EXERCISE AIM: Leave out the pictures and reproduce all of the data exactly.
···
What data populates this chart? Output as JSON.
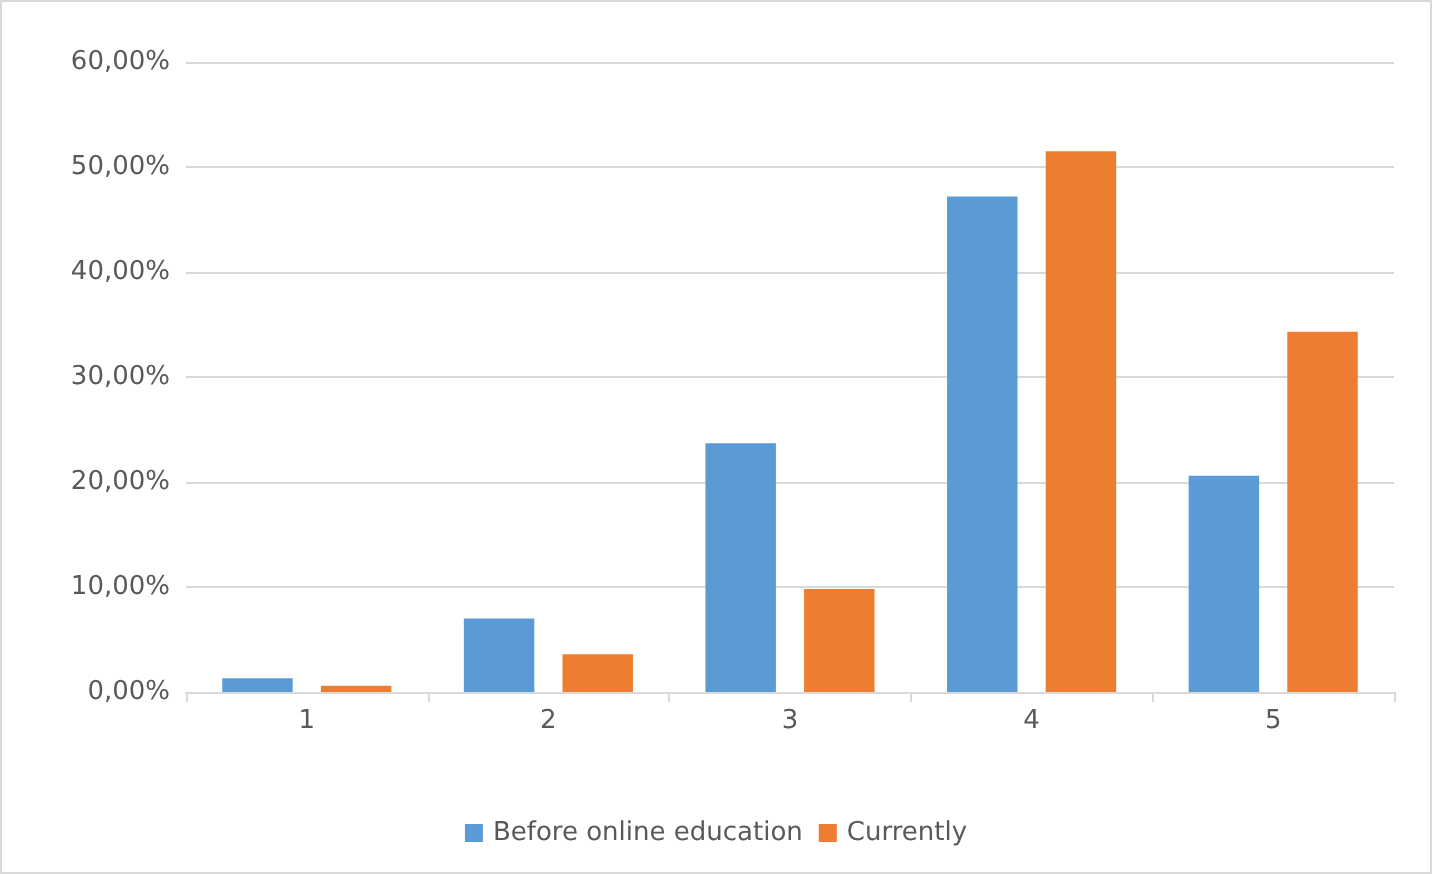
{
  "chart_data": {
    "type": "bar",
    "categories": [
      "1",
      "2",
      "3",
      "4",
      "5"
    ],
    "series": [
      {
        "name": "Before online education",
        "color": "#5b9bd5",
        "values": [
          1.3,
          7.0,
          23.7,
          47.2,
          20.6
        ]
      },
      {
        "name": "Currently",
        "color": "#ed7d31",
        "values": [
          0.6,
          3.6,
          9.8,
          51.5,
          34.3
        ]
      }
    ],
    "ylim": [
      0,
      60
    ],
    "yticks": [
      {
        "value": 0,
        "label": "0,00%"
      },
      {
        "value": 10,
        "label": "10,00%"
      },
      {
        "value": 20,
        "label": "20,00%"
      },
      {
        "value": 30,
        "label": "30,00%"
      },
      {
        "value": 40,
        "label": "40,00%"
      },
      {
        "value": 50,
        "label": "50,00%"
      },
      {
        "value": 60,
        "label": "60,00%"
      }
    ],
    "grid": "y",
    "legend": "bottom"
  }
}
···
ANSWER TO THE TASK:
What data populates this chart? Output as JSON.
{
  "chart_data": {
    "type": "bar",
    "categories": [
      "1",
      "2",
      "3",
      "4",
      "5"
    ],
    "series": [
      {
        "name": "Before online education",
        "color": "#5b9bd5",
        "values": [
          1.3,
          7.0,
          23.7,
          47.2,
          20.6
        ]
      },
      {
        "name": "Currently",
        "color": "#ed7d31",
        "values": [
          0.6,
          3.6,
          9.8,
          51.5,
          34.3
        ]
      }
    ],
    "ylim": [
      0,
      60
    ],
    "yticks": [
      {
        "value": 0,
        "label": "0,00%"
      },
      {
        "value": 10,
        "label": "10,00%"
      },
      {
        "value": 20,
        "label": "20,00%"
      },
      {
        "value": 30,
        "label": "30,00%"
      },
      {
        "value": 40,
        "label": "40,00%"
      },
      {
        "value": 50,
        "label": "50,00%"
      },
      {
        "value": 60,
        "label": "60,00%"
      }
    ],
    "grid": "y",
    "legend": "bottom"
  }
}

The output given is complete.